[The request]
Read the lines that follow and pick out every one containing the word "JSON".

--- Start Records for processing ---

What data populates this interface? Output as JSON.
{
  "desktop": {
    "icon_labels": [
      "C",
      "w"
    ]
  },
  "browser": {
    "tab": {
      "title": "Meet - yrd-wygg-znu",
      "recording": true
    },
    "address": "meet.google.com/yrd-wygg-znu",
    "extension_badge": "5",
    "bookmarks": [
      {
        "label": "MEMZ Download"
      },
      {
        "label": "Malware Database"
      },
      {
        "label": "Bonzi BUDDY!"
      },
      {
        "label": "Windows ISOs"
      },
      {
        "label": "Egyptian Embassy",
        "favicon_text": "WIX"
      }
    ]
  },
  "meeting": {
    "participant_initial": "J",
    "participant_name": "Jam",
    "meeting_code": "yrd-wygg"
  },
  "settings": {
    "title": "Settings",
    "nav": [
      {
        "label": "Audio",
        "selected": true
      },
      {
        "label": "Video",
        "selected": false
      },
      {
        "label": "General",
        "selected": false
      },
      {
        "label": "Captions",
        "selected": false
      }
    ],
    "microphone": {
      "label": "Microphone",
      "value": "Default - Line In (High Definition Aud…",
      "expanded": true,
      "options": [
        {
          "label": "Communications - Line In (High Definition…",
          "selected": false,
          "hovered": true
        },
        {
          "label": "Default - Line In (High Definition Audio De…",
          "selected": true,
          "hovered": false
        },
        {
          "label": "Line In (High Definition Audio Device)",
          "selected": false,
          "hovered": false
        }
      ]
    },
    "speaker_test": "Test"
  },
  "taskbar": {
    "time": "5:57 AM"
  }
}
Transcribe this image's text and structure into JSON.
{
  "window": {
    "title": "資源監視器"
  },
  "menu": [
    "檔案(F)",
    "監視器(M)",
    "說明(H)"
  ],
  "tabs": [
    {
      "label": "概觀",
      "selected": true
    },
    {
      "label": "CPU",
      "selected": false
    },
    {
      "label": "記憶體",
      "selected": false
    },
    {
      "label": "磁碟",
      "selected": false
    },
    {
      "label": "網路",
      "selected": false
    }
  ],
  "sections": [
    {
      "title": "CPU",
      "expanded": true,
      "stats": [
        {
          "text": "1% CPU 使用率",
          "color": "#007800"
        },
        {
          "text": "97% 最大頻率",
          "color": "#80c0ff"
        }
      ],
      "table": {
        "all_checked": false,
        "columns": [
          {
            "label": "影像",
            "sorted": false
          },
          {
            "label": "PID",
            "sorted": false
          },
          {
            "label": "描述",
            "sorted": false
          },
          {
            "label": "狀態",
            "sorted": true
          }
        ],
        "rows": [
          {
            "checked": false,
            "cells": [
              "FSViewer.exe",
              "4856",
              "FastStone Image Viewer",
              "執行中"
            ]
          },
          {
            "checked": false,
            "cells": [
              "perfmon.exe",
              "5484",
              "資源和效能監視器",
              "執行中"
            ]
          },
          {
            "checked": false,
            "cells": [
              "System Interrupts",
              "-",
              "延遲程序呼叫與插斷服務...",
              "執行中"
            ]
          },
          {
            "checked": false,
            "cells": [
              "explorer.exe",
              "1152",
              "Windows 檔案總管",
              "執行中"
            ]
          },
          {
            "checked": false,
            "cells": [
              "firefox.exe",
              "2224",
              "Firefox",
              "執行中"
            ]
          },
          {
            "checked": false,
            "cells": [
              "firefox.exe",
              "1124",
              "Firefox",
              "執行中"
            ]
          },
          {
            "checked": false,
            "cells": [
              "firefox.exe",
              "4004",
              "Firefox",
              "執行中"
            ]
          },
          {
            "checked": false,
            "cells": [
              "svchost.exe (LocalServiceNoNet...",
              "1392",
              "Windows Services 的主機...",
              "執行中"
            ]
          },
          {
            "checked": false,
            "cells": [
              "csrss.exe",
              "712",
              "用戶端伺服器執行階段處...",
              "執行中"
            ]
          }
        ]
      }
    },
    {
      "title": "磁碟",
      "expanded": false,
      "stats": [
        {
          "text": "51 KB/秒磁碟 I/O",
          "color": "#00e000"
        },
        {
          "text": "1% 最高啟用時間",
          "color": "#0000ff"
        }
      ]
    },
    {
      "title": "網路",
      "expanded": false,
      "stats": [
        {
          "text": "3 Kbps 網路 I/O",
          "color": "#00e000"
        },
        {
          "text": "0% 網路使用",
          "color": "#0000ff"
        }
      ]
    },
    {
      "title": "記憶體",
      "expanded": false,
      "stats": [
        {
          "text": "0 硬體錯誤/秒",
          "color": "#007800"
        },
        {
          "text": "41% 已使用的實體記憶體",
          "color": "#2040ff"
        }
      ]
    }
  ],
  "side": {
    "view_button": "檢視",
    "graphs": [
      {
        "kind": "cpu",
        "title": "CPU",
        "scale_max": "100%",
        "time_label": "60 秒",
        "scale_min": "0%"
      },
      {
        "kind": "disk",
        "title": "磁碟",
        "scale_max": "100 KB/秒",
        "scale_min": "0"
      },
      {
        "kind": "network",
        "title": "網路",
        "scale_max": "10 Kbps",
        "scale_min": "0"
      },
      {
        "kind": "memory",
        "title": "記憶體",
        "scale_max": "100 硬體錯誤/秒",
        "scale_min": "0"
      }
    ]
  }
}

--- End Records for processing ---

[The response]
What data populates this interface? Output as JSON.
Transcribe this image's text and structure into JSON.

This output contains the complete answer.